_短文选段_.
********************

2018年03月04日  稿件来源:解放日报



      读史老张

  灯下,读郁达夫的散文 《灯蛾埋葬之夜》。此文作于1928年的上海,是郁达夫与王映霞婚后生活的一个侧影。读到以下段落,便起了好奇心:

  “……新搬的这一间小屋,真也有一点田间的野趣。”“小屋的前后左右,除一条斜穿东西的大道之外,全是些斑驳的空地。一垄一垄的褐色土垄上,种着些秋茄豇豆之类,现在是一棵一棵的棉花也在半吐白蕊的时节了。而最好看的,要推向上包紧,颜色是白里带青,外面有一层毛茸似的白雾,菜茎柄上,也时时呈着紫色的一种外国人叫作Lettuce的大叶卷心菜……在这空地中间,如突然想起似的,卑卑立着,散点在那里的,是一间两间的农夫的小屋,形状奇古的几株老柳榆槐,和看了令人不快的许多不落葬的棺材。”

********************

数据行:
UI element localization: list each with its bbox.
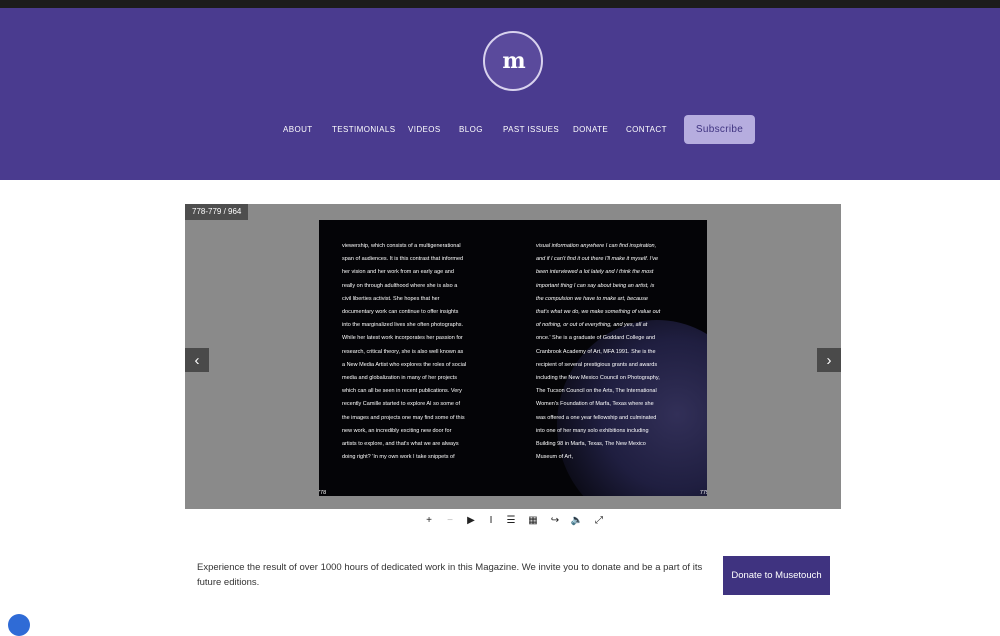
play-icon[interactable]: ▶ — [465, 514, 477, 526]
page-text-line: including the New Mexico Council on Phot… — [536, 375, 660, 382]
thumbnails-icon[interactable]: ▦ — [527, 514, 539, 526]
page-text-line: into one of her many solo exhibitions in… — [536, 427, 649, 434]
sound-icon[interactable]: 🔈 — [571, 514, 583, 526]
flipbook-viewer: 778-779 / 964 viewership, which consists… — [185, 204, 841, 509]
page-text-line: civil liberties activist. She hopes that… — [342, 295, 440, 302]
page-text-line: Building 98 in Marfa, Texas, The New Mex… — [536, 441, 646, 448]
nav-testimonials[interactable]: TESTIMONIALS — [332, 125, 395, 134]
page-text-line: her vision and her work from an early ag… — [342, 269, 454, 276]
zoom-out-icon[interactable]: − — [444, 514, 456, 526]
left-page-text: viewership, which consists of a multigen… — [342, 240, 492, 464]
page-text-line: the images and projects one may find som… — [342, 414, 465, 421]
page-text-line: Cranbrook Academy of Art, MFA 1991. She … — [536, 348, 656, 355]
page-text-line: viewership, which consists of a multigen… — [342, 243, 461, 249]
donate-button[interactable]: Donate to Musetouch — [723, 556, 830, 595]
page-text-line: recipient of several prestigious grants … — [536, 361, 658, 368]
page-text-line: been interviewed a lot lately and I thin… — [536, 269, 654, 276]
nav-blog[interactable]: BLOG — [459, 125, 483, 134]
prev-page-button[interactable]: ‹ — [185, 348, 209, 372]
page-text-line: really on through adulthood where she is… — [342, 282, 458, 289]
chat-widget-icon[interactable] — [8, 614, 30, 636]
share-icon[interactable]: ↪ — [549, 514, 561, 526]
chevron-right-icon: › — [826, 351, 832, 369]
logo-mark: m — [502, 48, 525, 74]
nav-about[interactable]: ABOUT — [283, 125, 313, 134]
site-logo[interactable]: m — [483, 31, 543, 91]
zoom-in-icon[interactable]: + — [423, 514, 435, 526]
page-text-line: While her latest work incorporates her p… — [342, 335, 463, 342]
next-page-button[interactable]: › — [817, 348, 841, 372]
right-page-text: visual information anywhere I can find i… — [536, 240, 688, 464]
page-text-line: which can all be seen in recent publicat… — [342, 388, 462, 395]
nav-past-issues[interactable]: PAST ISSUES — [503, 125, 559, 134]
page-text-line: documentary work can continue to offer i… — [342, 309, 459, 316]
right-page-number: 779 — [699, 490, 707, 496]
page-text-line: span of audiences. It is this contrast t… — [342, 256, 464, 263]
page-text-line: research, critical theory, she is also w… — [342, 348, 464, 355]
book-spread[interactable]: viewership, which consists of a multigen… — [319, 220, 707, 496]
page-text-line: once.' She is a graduate of Goddard Coll… — [536, 335, 656, 342]
page-text-line: and if I can't find it out there I'll ma… — [536, 256, 659, 263]
fullscreen-icon[interactable]: ⤢ — [593, 514, 605, 526]
subscribe-button[interactable]: Subscribe — [684, 115, 755, 144]
nav-donate[interactable]: DONATE — [573, 125, 608, 134]
page-text-line: of nothing, or out of everything, and ye… — [536, 322, 648, 329]
viewer-toolbar: + − ▶ I ☰ ▦ ↪ 🔈 ⤢ — [0, 514, 1000, 528]
text-cursor-icon[interactable]: I — [485, 514, 497, 526]
page-text-line: the compulsion we have to make art, beca… — [536, 295, 648, 302]
page-text-line: Women's Foundation of Marfa, Texas where… — [536, 401, 654, 408]
site-header: m ABOUT TESTIMONIALS VIDEOS BLOG PAST IS… — [0, 8, 1000, 180]
page-text-line: media and globalization in many of her p… — [342, 375, 457, 382]
page-text-line: important thing I can say about being an… — [536, 282, 655, 289]
left-page-number: 778 — [319, 490, 327, 496]
page-text-line: new work, an incredibly exciting new doo… — [342, 427, 452, 434]
page-text-line: that's what we do, we make something of … — [536, 309, 661, 316]
chevron-left-icon: ‹ — [194, 351, 200, 369]
nav-contact[interactable]: CONTACT — [626, 125, 667, 134]
donation-message: Experience the result of over 1000 hours… — [197, 562, 703, 588]
page-text-line: was offered a one year fellowship and cu… — [536, 414, 657, 421]
page-text-line: The Tucson Council on the Arts, The Inte… — [536, 388, 657, 395]
page-counter: 778-779 / 964 — [185, 204, 249, 220]
page-text-line: recently Camille started to explore AI s… — [342, 401, 460, 408]
nav-videos[interactable]: VIDEOS — [408, 125, 441, 134]
top-bar — [0, 0, 1000, 8]
page-text-line: into the marginalized lives she often ph… — [342, 322, 464, 329]
page-text-line: a New Media Artist who explores the role… — [342, 361, 467, 368]
table-of-contents-icon[interactable]: ☰ — [505, 514, 517, 526]
page-text-line: Museum of Art, — [536, 454, 573, 461]
page-text-line: artists to explore, and that's what we a… — [342, 441, 459, 448]
page-text-line: doing right? 'In my own work I take snip… — [342, 454, 455, 461]
page-text-line: visual information anywhere I can find i… — [536, 243, 657, 249]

********************

_练习任务_.
A – 请把数据行中从含有“play-icon[interactable]: ▶ —”的那一行到含有“site-logo[interactable]: m —”的那一行原样照录下来，首尾两行都包括在内。
B – 请接着这篇读郁达夫《灯蛾埋葬之夜》的短文往下写，从它停下的地方续起。
以上数据行与短文内容毫无关系。

_任务解答_.
A –
play-icon[interactable]: ▶ — [465, 514, 477, 526]
page-text-line: including the New Mexico Council on Phot… — [536, 375, 660, 382]
thumbnails-icon[interactable]: ▦ — [527, 514, 539, 526]
page-text-line: into one of her many solo exhibitions in… — [536, 427, 649, 434]
sound-icon[interactable]: 🔈 — [571, 514, 583, 526]
flipbook-viewer: 778-779 / 964 viewership, which consists… — [185, 204, 841, 509]
page-text-line: civil liberties activist. She hopes that… — [342, 295, 440, 302]
page-text-line: Building 98 in Marfa, Texas, The New Mex… — [536, 441, 646, 448]
nav-testimonials[interactable]: TESTIMONIALS — [332, 125, 395, 134]
page-text-line: her vision and her work from an early ag… — [342, 269, 454, 276]
zoom-out-icon[interactable]: − — [444, 514, 456, 526]
left-page-text: viewership, which consists of a multigen… — [342, 240, 492, 464]
page-text-line: the images and projects one may find som… — [342, 414, 465, 421]
page-text-line: Cranbrook Academy of Art, MFA 1991. She … — [536, 348, 656, 355]
page-text-line: viewership, which consists of a multigen… — [342, 243, 461, 249]
donate-button[interactable]: Donate to Musetouch — [723, 556, 830, 595]
page-text-line: recipient of several prestigious grants … — [536, 361, 658, 368]
page-text-line: been interviewed a lot lately and I thin… — [536, 269, 654, 276]
nav-blog[interactable]: BLOG — [459, 125, 483, 134]
prev-page-button[interactable]: ‹ — [185, 348, 209, 372]
page-text-line: really on through adulthood where she is… — [342, 282, 458, 289]
chat-widget-icon[interactable] — [8, 614, 30, 636]
share-icon[interactable]: ↪ — [549, 514, 561, 526]
chevron-right-icon: › — [826, 351, 832, 369]
logo-mark: m — [502, 48, 525, 74]
nav-about[interactable]: ABOUT — [283, 125, 313, 134]
site-logo[interactable]: m — [483, 31, 543, 91]

B –
  郁达夫“新搬的这一间小屋”,被秋菜、棉花、老树和棺材包围,它在今天的什么地方呢?

  从“沉沦”到“春风沉醉”

  从1921年留日归国至1926年,郁达夫一直在各地漂泊,居无定所。他在上海逗留期间,租住过哈同路(今铜仁路)民厚南里,他称之为“牢房”;似乎也短期租住过邓脱路(今丹徒路)的贫民窟,在那里诞生了他的代表作《春风沉醉的晚上》。1926年底,他再抵上海,住过虹口江湾路上海艺术大学宿舍,也住过闸北宝山路创造社出版部。1927年1月,在霞飞路(今淮海中路)尚贤坊,郁达夫在同乡孙百刚家中遇到杭州美女王映霞,在他的苦苦追求下,才子佳人终成眷属。从此,他在上海定居,直到1933年离沪迁杭。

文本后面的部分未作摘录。